> [Brief]: Every line of the material below should be repeated exactly.

::: The records :::

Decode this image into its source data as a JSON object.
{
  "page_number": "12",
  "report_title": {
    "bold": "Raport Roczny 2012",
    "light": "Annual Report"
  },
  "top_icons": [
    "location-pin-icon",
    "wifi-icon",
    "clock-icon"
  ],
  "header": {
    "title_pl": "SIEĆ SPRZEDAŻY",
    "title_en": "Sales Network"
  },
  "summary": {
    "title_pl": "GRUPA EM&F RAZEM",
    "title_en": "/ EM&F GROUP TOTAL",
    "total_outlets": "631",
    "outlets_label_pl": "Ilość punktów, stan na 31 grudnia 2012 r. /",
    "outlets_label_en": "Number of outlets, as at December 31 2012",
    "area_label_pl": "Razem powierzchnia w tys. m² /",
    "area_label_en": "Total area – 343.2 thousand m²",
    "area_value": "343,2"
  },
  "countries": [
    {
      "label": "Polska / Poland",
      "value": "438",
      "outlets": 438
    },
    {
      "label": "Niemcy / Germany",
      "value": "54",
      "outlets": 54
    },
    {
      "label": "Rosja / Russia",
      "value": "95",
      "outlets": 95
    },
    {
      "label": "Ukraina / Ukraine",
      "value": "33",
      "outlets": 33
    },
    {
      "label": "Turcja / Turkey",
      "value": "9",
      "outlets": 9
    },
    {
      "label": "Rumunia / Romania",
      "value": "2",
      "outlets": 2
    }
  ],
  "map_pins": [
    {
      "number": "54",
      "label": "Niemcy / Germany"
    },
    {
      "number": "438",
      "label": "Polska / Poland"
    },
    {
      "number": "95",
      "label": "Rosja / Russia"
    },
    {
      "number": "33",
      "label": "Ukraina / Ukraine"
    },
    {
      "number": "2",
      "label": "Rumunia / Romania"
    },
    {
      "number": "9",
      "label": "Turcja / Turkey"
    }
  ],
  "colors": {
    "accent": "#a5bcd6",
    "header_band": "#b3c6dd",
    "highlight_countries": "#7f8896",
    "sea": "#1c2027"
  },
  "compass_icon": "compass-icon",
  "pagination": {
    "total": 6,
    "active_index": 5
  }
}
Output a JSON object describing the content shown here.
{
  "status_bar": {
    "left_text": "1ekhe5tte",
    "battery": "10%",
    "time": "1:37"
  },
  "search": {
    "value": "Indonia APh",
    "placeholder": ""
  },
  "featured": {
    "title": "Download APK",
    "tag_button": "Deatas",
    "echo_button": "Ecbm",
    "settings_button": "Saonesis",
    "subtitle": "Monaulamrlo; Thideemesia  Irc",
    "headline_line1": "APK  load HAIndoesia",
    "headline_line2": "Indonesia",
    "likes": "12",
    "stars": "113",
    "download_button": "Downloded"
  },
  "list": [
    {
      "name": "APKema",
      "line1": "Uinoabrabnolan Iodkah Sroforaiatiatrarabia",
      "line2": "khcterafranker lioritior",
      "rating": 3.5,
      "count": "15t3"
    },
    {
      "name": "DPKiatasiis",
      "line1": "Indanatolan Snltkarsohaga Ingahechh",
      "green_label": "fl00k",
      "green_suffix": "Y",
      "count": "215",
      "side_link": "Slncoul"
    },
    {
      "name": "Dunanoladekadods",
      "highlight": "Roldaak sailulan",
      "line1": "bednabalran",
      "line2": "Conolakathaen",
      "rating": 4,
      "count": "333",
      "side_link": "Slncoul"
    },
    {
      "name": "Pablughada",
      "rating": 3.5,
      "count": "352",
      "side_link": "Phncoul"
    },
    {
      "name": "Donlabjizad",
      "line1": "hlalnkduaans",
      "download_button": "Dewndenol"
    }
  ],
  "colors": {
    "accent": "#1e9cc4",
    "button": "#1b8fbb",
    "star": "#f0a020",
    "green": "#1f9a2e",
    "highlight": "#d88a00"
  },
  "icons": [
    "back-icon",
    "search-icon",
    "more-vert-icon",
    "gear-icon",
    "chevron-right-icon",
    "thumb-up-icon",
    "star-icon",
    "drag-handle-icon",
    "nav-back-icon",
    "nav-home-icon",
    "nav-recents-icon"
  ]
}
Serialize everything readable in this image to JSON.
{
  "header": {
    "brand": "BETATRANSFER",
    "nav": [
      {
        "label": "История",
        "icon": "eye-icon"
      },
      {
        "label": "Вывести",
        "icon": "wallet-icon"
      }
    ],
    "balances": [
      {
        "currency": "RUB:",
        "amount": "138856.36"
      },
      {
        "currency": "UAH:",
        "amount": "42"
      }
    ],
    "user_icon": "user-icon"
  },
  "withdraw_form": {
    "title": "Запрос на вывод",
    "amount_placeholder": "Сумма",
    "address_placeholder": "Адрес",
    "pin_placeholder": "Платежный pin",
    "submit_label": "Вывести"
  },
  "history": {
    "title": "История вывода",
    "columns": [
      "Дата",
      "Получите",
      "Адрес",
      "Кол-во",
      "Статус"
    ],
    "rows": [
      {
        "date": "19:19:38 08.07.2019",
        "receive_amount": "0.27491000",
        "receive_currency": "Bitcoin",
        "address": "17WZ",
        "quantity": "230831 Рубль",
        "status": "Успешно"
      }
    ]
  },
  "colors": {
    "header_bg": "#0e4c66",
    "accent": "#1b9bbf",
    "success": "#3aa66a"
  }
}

:::

> [Finished exercise]:
Decode this image into its source data as a JSON object.
{
  "page_number": "12",
  "report_title": {
    "bold": "Raport Roczny 2012",
    "light": "Annual Report"
  },
  "top_icons": [
    "location-pin-icon",
    "wifi-icon",
    "clock-icon"
  ],
  "header": {
    "title_pl": "SIEĆ SPRZEDAŻY",
    "title_en": "Sales Network"
  },
  "summary": {
    "title_pl": "GRUPA EM&F RAZEM",
    "title_en": "/ EM&F GROUP TOTAL",
    "total_outlets": "631",
    "outlets_label_pl": "Ilość punktów, stan na 31 grudnia 2012 r. /",
    "outlets_label_en": "Number of outlets, as at December 31 2012",
    "area_label_pl": "Razem powierzchnia w tys. m² /",
    "area_label_en": "Total area – 343.2 thousand m²",
    "area_value": "343,2"
  },
  "countries": [
    {
      "label": "Polska / Poland",
      "value": "438",
      "outlets": 438
    },
    {
      "label": "Niemcy / Germany",
      "value": "54",
      "outlets": 54
    },
    {
      "label": "Rosja / Russia",
      "value": "95",
      "outlets": 95
    },
    {
      "label": "Ukraina / Ukraine",
      "value": "33",
      "outlets": 33
    },
    {
      "label": "Turcja / Turkey",
      "value": "9",
      "outlets": 9
    },
    {
      "label": "Rumunia / Romania",
      "value": "2",
      "outlets": 2
    }
  ],
  "map_pins": [
    {
      "number": "54",
      "label": "Niemcy / Germany"
    },
    {
      "number": "438",
      "label": "Polska / Poland"
    },
    {
      "number": "95",
      "label": "Rosja / Russia"
    },
    {
      "number": "33",
      "label": "Ukraina / Ukraine"
    },
    {
      "number": "2",
      "label": "Rumunia / Romania"
    },
    {
      "number": "9",
      "label": "Turcja / Turkey"
    }
  ],
  "colors": {
    "accent": "#a5bcd6",
    "header_band": "#b3c6dd",
    "highlight_countries": "#7f8896",
    "sea": "#1c2027"
  },
  "compass_icon": "compass-icon",
  "pagination": {
    "total": 6,
    "active_index": 5
  }
}
Output a JSON object describing the content shown here.
{
  "status_bar": {
    "left_text": "1ekhe5tte",
    "battery": "10%",
    "time": "1:37"
  },
  "search": {
    "value": "Indonia APh",
    "placeholder": ""
  },
  "featured": {
    "title": "Download APK",
    "tag_button": "Deatas",
    "echo_button": "Ecbm",
    "settings_button": "Saonesis",
    "subtitle": "Monaulamrlo; Thideemesia  Irc",
    "headline_line1": "APK  load HAIndoesia",
    "headline_line2": "Indonesia",
    "likes": "12",
    "stars": "113",
    "download_button": "Downloded"
  },
  "list": [
    {
      "name": "APKema",
      "line1": "Uinoabrabnolan Iodkah Sroforaiatiatrarabia",
      "line2": "khcterafranker lioritior",
      "rating": 3.5,
      "count": "15t3"
    },
    {
      "name": "DPKiatasiis",
      "line1": "Indanatolan Snltkarsohaga Ingahechh",
      "green_label": "fl00k",
      "green_suffix": "Y",
      "count": "215",
      "side_link": "Slncoul"
    },
    {
      "name": "Dunanoladekadods",
      "highlight": "Roldaak sailulan",
      "line1": "bednabalran",
      "line2": "Conolakathaen",
      "rating": 4,
      "count": "333",
      "side_link": "Slncoul"
    },
    {
      "name": "Pablughada",
      "rating": 3.5,
      "count": "352",
      "side_link": "Phncoul"
    },
    {
      "name": "Donlabjizad",
      "line1": "hlalnkduaans",
      "download_button": "Dewndenol"
    }
  ],
  "colors": {
    "accent": "#1e9cc4",
    "button": "#1b8fbb",
    "star": "#f0a020",
    "green": "#1f9a2e",
    "highlight": "#d88a00"
  },
  "icons": [
    "back-icon",
    "search-icon",
    "more-vert-icon",
    "gear-icon",
    "chevron-right-icon",
    "thumb-up-icon",
    "star-icon",
    "drag-handle-icon",
    "nav-back-icon",
    "nav-home-icon",
    "nav-recents-icon"
  ]
}
Serialize everything readable in this image to JSON.
{
  "header": {
    "brand": "BETATRANSFER",
    "nav": [
      {
        "label": "История",
        "icon": "eye-icon"
      },
      {
        "label": "Вывести",
        "icon": "wallet-icon"
      }
    ],
    "balances": [
      {
        "currency": "RUB:",
        "amount": "138856.36"
      },
      {
        "currency": "UAH:",
        "amount": "42"
      }
    ],
    "user_icon": "user-icon"
  },
  "withdraw_form": {
    "title": "Запрос на вывод",
    "amount_placeholder": "Сумма",
    "address_placeholder": "Адрес",
    "pin_placeholder": "Платежный pin",
    "submit_label": "Вывести"
  },
  "history": {
    "title": "История вывода",
    "columns": [
      "Дата",
      "Получите",
      "Адрес",
      "Кол-во",
      "Статус"
    ],
    "rows": [
      {
        "date": "19:19:38 08.07.2019",
        "receive_amount": "0.27491000",
        "receive_currency": "Bitcoin",
        "address": "17WZ",
        "quantity": "230831 Рубль",
        "status": "Успешно"
      }
    ]
  },
  "colors": {
    "header_bg": "#0e4c66",
    "accent": "#1b9bbf",
    "success": "#3aa66a"
  }
}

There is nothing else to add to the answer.